Problem requirements:
Find the line that contains "Transcribe this image's" in the entries below. Restate it and every line after it, word for word, with no pictures.

Dataset rows:
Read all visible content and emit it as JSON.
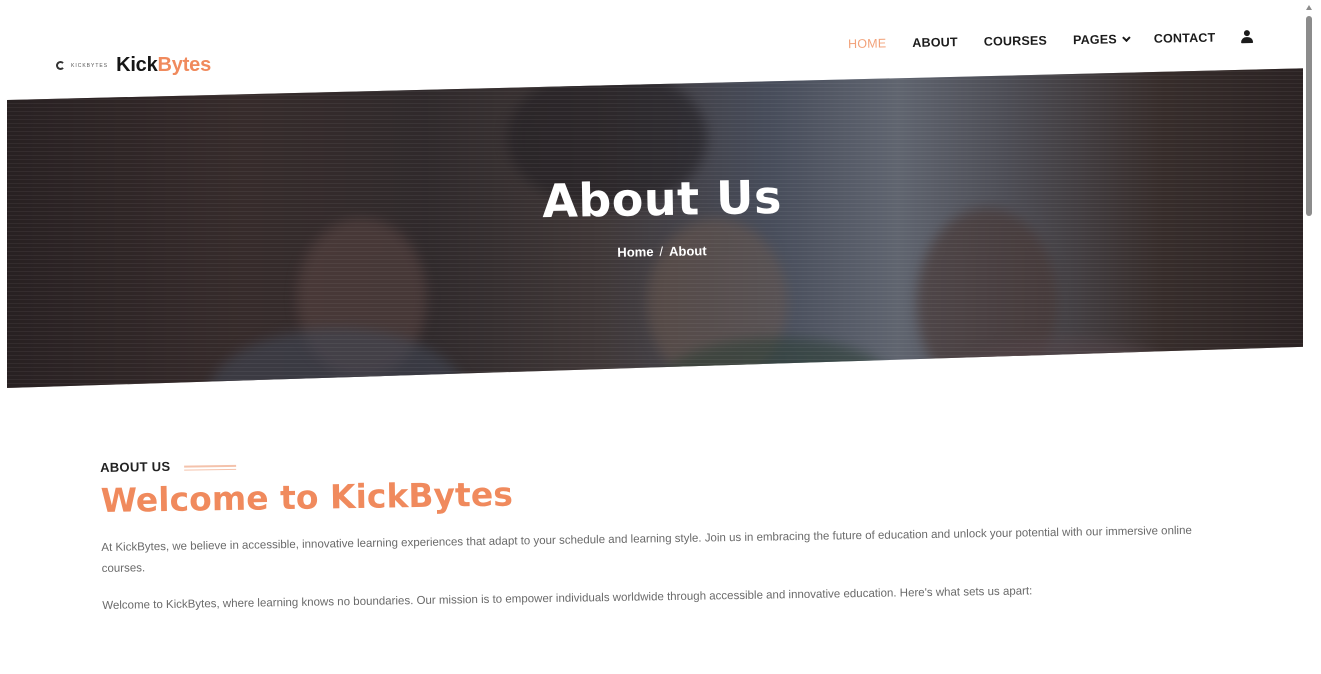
{
  "brand": {
    "tiny_text": "KICKBYTES",
    "word_dark": "Kick",
    "word_accent": "Bytes",
    "accent_color": "#f08a5d"
  },
  "nav": {
    "items": [
      {
        "label": "HOME",
        "active": true
      },
      {
        "label": "ABOUT"
      },
      {
        "label": "COURSES"
      },
      {
        "label": "PAGES",
        "has_dropdown": true
      },
      {
        "label": "CONTACT"
      }
    ],
    "user_icon": "user-icon"
  },
  "hero": {
    "title": "About Us",
    "breadcrumb": {
      "home": "Home",
      "separator": "/",
      "current": "About"
    }
  },
  "about": {
    "kicker": "ABOUT US",
    "headline": "Welcome to KickBytes",
    "paragraph_1": "At KickBytes, we believe in accessible, innovative learning experiences that adapt to your schedule and learning style. Join us in embracing the future of education and unlock your potential with our immersive online courses.",
    "paragraph_2": "Welcome to KickBytes, where learning knows no boundaries. Our mission is to empower individuals worldwide through accessible and innovative education. Here's what sets us apart:"
  }
}
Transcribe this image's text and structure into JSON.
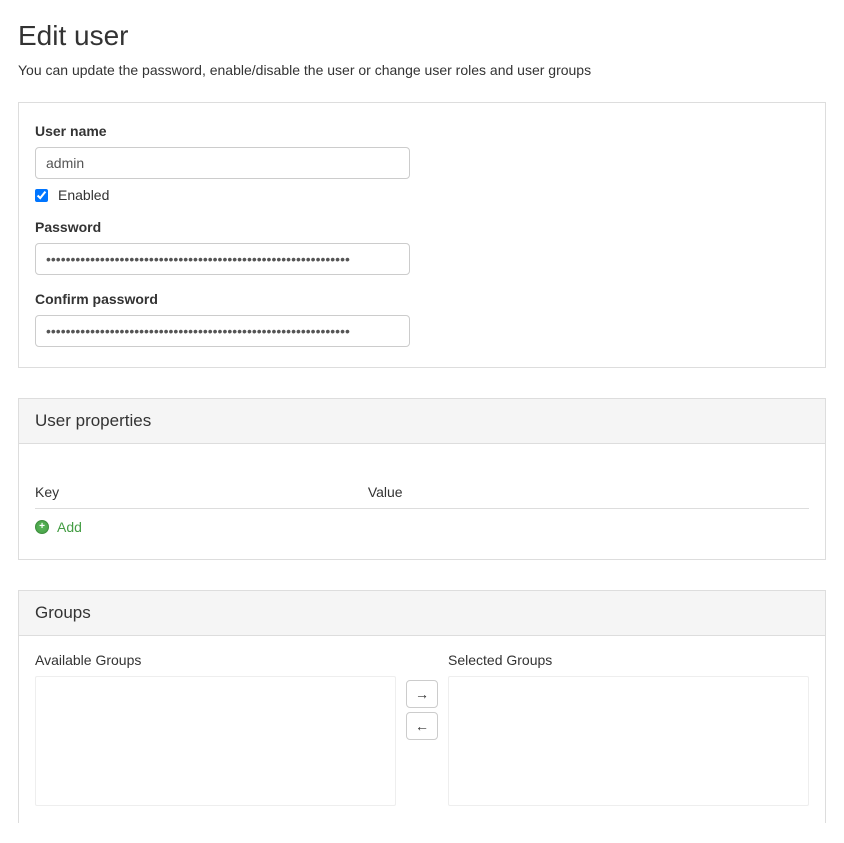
{
  "page": {
    "title": "Edit user",
    "description": "You can update the password, enable/disable the user or change user roles and user groups"
  },
  "user": {
    "username_label": "User name",
    "username_value": "admin",
    "enabled_label": "Enabled",
    "enabled_value": true,
    "password_label": "Password",
    "password_value": "••••••••••••••••••••••••••••••••••••••••••••••••••••••••••••••",
    "confirm_label": "Confirm password",
    "confirm_value": "••••••••••••••••••••••••••••••••••••••••••••••••••••••••••••••"
  },
  "properties": {
    "panel_title": "User properties",
    "key_header": "Key",
    "value_header": "Value",
    "add_label": "Add"
  },
  "groups": {
    "panel_title": "Groups",
    "available_label": "Available Groups",
    "selected_label": "Selected Groups",
    "move_right": "→",
    "move_left": "←"
  }
}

Answer:
Transcribe this image's text and structure into JSON.
{
  "page": {
    "title": "Edit user",
    "description": "You can update the password, enable/disable the user or change user roles and user groups"
  },
  "user": {
    "username_label": "User name",
    "username_value": "admin",
    "enabled_label": "Enabled",
    "enabled_value": true,
    "password_label": "Password",
    "password_value": "••••••••••••••••••••••••••••••••••••••••••••••••••••••••••••••",
    "confirm_label": "Confirm password",
    "confirm_value": "••••••••••••••••••••••••••••••••••••••••••••••••••••••••••••••"
  },
  "properties": {
    "panel_title": "User properties",
    "key_header": "Key",
    "value_header": "Value",
    "add_label": "Add"
  },
  "groups": {
    "panel_title": "Groups",
    "available_label": "Available Groups",
    "selected_label": "Selected Groups",
    "move_right": "→",
    "move_left": "←"
  }
}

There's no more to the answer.